— Start of ENTRIES PROVIDED —

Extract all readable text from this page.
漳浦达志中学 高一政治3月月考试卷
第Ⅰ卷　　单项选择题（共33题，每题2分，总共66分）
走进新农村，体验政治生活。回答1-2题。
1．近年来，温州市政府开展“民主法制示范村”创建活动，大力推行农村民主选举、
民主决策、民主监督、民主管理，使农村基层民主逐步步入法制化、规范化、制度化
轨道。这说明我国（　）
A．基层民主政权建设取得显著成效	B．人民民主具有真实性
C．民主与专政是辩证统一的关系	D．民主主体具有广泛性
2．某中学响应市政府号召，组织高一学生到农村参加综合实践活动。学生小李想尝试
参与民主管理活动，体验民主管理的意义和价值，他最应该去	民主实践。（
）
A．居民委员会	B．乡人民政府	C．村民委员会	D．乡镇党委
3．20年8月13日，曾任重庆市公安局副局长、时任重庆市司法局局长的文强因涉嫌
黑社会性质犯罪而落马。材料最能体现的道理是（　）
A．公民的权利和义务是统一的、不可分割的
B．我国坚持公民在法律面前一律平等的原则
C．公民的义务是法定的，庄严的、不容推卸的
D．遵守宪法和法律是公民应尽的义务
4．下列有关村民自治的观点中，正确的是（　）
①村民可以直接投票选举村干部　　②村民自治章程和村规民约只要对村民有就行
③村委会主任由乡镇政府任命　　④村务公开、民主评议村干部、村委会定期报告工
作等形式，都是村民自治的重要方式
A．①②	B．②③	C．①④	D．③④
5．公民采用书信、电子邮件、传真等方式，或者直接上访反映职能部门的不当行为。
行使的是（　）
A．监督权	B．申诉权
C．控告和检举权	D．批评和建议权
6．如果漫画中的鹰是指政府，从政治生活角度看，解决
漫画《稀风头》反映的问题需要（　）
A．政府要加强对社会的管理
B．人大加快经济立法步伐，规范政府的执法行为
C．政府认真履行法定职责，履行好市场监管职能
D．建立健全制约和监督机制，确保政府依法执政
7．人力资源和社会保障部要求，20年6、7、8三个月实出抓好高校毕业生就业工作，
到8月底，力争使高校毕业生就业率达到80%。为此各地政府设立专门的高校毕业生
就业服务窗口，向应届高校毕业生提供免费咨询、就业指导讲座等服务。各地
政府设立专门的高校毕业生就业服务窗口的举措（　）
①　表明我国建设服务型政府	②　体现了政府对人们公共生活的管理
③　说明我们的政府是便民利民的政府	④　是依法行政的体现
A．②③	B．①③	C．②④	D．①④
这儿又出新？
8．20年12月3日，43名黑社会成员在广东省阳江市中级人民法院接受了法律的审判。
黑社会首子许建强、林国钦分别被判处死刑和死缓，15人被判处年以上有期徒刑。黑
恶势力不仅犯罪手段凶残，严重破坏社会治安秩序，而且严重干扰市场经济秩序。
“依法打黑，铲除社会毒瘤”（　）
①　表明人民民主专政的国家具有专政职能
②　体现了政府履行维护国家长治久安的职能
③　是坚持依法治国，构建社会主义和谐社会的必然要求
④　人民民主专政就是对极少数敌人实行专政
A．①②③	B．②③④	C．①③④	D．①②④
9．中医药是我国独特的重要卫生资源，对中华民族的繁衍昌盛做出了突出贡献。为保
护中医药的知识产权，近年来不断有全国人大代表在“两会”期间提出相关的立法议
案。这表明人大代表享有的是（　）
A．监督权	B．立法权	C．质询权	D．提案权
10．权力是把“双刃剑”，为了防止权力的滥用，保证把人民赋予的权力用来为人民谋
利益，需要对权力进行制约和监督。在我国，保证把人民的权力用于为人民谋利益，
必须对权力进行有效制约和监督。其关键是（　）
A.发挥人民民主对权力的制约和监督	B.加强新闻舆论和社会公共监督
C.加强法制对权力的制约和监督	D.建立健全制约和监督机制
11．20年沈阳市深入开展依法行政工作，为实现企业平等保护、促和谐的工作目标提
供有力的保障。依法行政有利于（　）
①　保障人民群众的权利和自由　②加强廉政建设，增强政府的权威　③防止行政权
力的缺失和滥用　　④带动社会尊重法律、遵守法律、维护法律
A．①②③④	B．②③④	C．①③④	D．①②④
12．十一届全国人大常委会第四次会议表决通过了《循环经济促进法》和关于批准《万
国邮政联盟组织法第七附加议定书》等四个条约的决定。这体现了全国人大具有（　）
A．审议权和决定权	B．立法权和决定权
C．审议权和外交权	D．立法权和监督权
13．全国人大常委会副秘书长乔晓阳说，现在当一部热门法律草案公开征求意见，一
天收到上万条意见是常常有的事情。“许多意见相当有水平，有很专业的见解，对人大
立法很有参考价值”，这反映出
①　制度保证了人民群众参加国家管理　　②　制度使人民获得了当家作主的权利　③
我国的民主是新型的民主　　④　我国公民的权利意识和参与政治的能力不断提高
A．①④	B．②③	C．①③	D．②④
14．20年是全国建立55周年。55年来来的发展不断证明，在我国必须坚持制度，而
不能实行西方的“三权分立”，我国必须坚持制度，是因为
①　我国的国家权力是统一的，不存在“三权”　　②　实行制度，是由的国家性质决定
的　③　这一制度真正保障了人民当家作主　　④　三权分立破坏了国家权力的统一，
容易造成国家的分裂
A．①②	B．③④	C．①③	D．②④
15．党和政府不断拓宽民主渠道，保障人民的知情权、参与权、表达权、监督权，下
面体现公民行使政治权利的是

— End of ENTRIES PROVIDED —

### GIVEN PROBLEM
Find every line in the records that contains the word "建立健全制约和监督机制"; copy those lines.

### PROBLEM SOLUTION
D．建立健全制约和监督机制，确保政府依法执政
C.加强法制对权力的制约和监督	D.建立健全制约和监督机制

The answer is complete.